§ Task inputs

[start]

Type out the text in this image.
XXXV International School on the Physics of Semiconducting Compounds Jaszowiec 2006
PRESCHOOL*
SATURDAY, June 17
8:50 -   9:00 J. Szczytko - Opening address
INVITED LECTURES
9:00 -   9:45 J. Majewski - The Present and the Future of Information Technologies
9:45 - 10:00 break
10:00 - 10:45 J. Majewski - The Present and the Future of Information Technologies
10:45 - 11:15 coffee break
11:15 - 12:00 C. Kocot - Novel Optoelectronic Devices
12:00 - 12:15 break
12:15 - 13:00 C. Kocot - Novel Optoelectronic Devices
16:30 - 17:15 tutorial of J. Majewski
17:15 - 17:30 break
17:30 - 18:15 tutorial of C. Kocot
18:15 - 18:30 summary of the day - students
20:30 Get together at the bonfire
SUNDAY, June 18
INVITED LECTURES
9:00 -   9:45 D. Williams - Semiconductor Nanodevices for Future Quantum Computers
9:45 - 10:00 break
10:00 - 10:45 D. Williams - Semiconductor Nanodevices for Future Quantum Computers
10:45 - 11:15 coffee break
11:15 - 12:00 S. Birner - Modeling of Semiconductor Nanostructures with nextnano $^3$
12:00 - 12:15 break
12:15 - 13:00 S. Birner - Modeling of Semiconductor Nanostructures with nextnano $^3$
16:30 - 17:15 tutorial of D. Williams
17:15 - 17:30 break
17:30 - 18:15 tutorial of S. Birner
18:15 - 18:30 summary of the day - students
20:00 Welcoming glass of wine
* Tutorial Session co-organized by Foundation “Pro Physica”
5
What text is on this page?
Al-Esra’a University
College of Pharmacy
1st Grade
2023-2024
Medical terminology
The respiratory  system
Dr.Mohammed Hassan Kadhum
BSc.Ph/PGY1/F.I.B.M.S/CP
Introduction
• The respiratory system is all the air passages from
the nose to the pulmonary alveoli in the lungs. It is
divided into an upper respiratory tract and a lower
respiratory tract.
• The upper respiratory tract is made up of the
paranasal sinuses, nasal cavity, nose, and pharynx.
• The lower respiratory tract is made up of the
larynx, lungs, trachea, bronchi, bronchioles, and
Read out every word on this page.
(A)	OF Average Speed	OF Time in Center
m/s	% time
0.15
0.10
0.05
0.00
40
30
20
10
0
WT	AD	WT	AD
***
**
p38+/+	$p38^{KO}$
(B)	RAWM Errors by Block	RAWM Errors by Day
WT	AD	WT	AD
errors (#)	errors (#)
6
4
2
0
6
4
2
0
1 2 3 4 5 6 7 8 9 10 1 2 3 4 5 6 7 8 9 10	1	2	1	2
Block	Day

[end]

Gather each line of the listing containing the word "lungs" and show it.

the nose to the pulmonary alveoli in the lungs. It is
larynx, lungs, trachea, bronchi, bronchioles, and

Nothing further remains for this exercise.